WRITTEN REQUEST: Extract the full listing below without altering a single character.

begin INPUT

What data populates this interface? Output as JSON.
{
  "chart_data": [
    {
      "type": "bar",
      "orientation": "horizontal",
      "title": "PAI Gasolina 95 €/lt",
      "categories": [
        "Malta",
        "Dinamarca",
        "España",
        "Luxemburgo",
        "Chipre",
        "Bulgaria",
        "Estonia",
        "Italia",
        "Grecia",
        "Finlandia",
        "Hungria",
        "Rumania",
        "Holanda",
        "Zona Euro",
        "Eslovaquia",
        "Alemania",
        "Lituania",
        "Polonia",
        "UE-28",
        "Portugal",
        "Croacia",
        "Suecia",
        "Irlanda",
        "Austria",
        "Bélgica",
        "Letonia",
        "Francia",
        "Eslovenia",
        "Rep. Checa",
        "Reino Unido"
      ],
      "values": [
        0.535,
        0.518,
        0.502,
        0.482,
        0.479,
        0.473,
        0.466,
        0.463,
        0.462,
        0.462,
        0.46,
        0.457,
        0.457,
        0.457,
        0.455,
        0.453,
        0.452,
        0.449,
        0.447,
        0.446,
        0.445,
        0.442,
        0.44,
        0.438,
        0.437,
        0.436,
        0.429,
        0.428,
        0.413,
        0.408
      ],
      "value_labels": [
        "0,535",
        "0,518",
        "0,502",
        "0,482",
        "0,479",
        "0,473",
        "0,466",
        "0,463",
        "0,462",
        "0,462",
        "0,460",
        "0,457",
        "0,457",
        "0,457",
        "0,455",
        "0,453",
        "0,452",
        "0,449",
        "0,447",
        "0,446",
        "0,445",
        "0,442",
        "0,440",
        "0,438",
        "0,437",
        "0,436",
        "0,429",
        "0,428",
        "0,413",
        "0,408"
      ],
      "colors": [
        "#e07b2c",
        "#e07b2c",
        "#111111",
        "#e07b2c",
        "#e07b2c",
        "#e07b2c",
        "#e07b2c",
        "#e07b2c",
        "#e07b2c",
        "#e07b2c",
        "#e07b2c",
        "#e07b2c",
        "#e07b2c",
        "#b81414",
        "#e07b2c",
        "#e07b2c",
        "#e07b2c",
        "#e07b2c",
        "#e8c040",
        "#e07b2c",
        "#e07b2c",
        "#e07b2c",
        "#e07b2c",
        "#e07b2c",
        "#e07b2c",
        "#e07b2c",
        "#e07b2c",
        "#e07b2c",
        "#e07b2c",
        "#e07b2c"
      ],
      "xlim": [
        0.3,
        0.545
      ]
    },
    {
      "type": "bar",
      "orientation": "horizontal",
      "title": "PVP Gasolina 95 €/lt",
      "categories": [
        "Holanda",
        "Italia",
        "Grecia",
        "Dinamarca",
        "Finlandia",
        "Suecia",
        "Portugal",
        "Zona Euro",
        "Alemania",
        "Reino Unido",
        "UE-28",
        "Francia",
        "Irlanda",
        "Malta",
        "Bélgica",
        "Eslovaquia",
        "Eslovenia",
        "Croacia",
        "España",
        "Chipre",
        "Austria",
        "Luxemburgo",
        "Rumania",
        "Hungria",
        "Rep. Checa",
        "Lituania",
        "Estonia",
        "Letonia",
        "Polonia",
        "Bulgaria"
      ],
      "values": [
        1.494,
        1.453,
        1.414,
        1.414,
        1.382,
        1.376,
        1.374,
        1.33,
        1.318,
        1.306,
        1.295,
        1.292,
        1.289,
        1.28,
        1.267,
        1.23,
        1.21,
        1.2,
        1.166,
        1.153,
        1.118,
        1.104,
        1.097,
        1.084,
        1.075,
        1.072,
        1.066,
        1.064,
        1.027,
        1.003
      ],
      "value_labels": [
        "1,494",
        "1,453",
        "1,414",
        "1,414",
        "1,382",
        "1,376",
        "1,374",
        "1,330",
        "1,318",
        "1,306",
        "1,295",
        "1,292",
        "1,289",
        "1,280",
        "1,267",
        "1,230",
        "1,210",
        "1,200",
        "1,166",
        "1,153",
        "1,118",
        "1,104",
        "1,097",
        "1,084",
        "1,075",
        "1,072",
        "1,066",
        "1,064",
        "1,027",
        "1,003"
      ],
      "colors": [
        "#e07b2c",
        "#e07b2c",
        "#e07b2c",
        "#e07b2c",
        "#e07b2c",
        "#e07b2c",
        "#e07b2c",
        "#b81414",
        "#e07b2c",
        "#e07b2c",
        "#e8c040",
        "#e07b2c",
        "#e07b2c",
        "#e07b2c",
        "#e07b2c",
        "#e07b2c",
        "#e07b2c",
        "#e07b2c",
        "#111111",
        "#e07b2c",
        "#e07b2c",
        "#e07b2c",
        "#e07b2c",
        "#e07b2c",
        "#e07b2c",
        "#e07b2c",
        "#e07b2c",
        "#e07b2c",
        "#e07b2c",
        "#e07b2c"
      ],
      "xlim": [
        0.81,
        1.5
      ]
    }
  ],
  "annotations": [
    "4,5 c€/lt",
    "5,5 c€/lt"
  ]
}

end INPUT

FINISHED TASK:
What data populates this interface? Output as JSON.
{
  "chart_data": [
    {
      "type": "bar",
      "orientation": "horizontal",
      "title": "PAI Gasolina 95 €/lt",
      "categories": [
        "Malta",
        "Dinamarca",
        "España",
        "Luxemburgo",
        "Chipre",
        "Bulgaria",
        "Estonia",
        "Italia",
        "Grecia",
        "Finlandia",
        "Hungria",
        "Rumania",
        "Holanda",
        "Zona Euro",
        "Eslovaquia",
        "Alemania",
        "Lituania",
        "Polonia",
        "UE-28",
        "Portugal",
        "Croacia",
        "Suecia",
        "Irlanda",
        "Austria",
        "Bélgica",
        "Letonia",
        "Francia",
        "Eslovenia",
        "Rep. Checa",
        "Reino Unido"
      ],
      "values": [
        0.535,
        0.518,
        0.502,
        0.482,
        0.479,
        0.473,
        0.466,
        0.463,
        0.462,
        0.462,
        0.46,
        0.457,
        0.457,
        0.457,
        0.455,
        0.453,
        0.452,
        0.449,
        0.447,
        0.446,
        0.445,
        0.442,
        0.44,
        0.438,
        0.437,
        0.436,
        0.429,
        0.428,
        0.413,
        0.408
      ],
      "value_labels": [
        "0,535",
        "0,518",
        "0,502",
        "0,482",
        "0,479",
        "0,473",
        "0,466",
        "0,463",
        "0,462",
        "0,462",
        "0,460",
        "0,457",
        "0,457",
        "0,457",
        "0,455",
        "0,453",
        "0,452",
        "0,449",
        "0,447",
        "0,446",
        "0,445",
        "0,442",
        "0,440",
        "0,438",
        "0,437",
        "0,436",
        "0,429",
        "0,428",
        "0,413",
        "0,408"
      ],
      "colors": [
        "#e07b2c",
        "#e07b2c",
        "#111111",
        "#e07b2c",
        "#e07b2c",
        "#e07b2c",
        "#e07b2c",
        "#e07b2c",
        "#e07b2c",
        "#e07b2c",
        "#e07b2c",
        "#e07b2c",
        "#e07b2c",
        "#b81414",
        "#e07b2c",
        "#e07b2c",
        "#e07b2c",
        "#e07b2c",
        "#e8c040",
        "#e07b2c",
        "#e07b2c",
        "#e07b2c",
        "#e07b2c",
        "#e07b2c",
        "#e07b2c",
        "#e07b2c",
        "#e07b2c",
        "#e07b2c",
        "#e07b2c",
        "#e07b2c"
      ],
      "xlim": [
        0.3,
        0.545
      ]
    },
    {
      "type": "bar",
      "orientation": "horizontal",
      "title": "PVP Gasolina 95 €/lt",
      "categories": [
        "Holanda",
        "Italia",
        "Grecia",
        "Dinamarca",
        "Finlandia",
        "Suecia",
        "Portugal",
        "Zona Euro",
        "Alemania",
        "Reino Unido",
        "UE-28",
        "Francia",
        "Irlanda",
        "Malta",
        "Bélgica",
        "Eslovaquia",
        "Eslovenia",
        "Croacia",
        "España",
        "Chipre",
        "Austria",
        "Luxemburgo",
        "Rumania",
        "Hungria",
        "Rep. Checa",
        "Lituania",
        "Estonia",
        "Letonia",
        "Polonia",
        "Bulgaria"
      ],
      "values": [
        1.494,
        1.453,
        1.414,
        1.414,
        1.382,
        1.376,
        1.374,
        1.33,
        1.318,
        1.306,
        1.295,
        1.292,
        1.289,
        1.28,
        1.267,
        1.23,
        1.21,
        1.2,
        1.166,
        1.153,
        1.118,
        1.104,
        1.097,
        1.084,
        1.075,
        1.072,
        1.066,
        1.064,
        1.027,
        1.003
      ],
      "value_labels": [
        "1,494",
        "1,453",
        "1,414",
        "1,414",
        "1,382",
        "1,376",
        "1,374",
        "1,330",
        "1,318",
        "1,306",
        "1,295",
        "1,292",
        "1,289",
        "1,280",
        "1,267",
        "1,230",
        "1,210",
        "1,200",
        "1,166",
        "1,153",
        "1,118",
        "1,104",
        "1,097",
        "1,084",
        "1,075",
        "1,072",
        "1,066",
        "1,064",
        "1,027",
        "1,003"
      ],
      "colors": [
        "#e07b2c",
        "#e07b2c",
        "#e07b2c",
        "#e07b2c",
        "#e07b2c",
        "#e07b2c",
        "#e07b2c",
        "#b81414",
        "#e07b2c",
        "#e07b2c",
        "#e8c040",
        "#e07b2c",
        "#e07b2c",
        "#e07b2c",
        "#e07b2c",
        "#e07b2c",
        "#e07b2c",
        "#e07b2c",
        "#111111",
        "#e07b2c",
        "#e07b2c",
        "#e07b2c",
        "#e07b2c",
        "#e07b2c",
        "#e07b2c",
        "#e07b2c",
        "#e07b2c",
        "#e07b2c",
        "#e07b2c",
        "#e07b2c"
      ],
      "xlim": [
        0.81,
        1.5
      ]
    }
  ],
  "annotations": [
    "4,5 c€/lt",
    "5,5 c€/lt"
  ]
}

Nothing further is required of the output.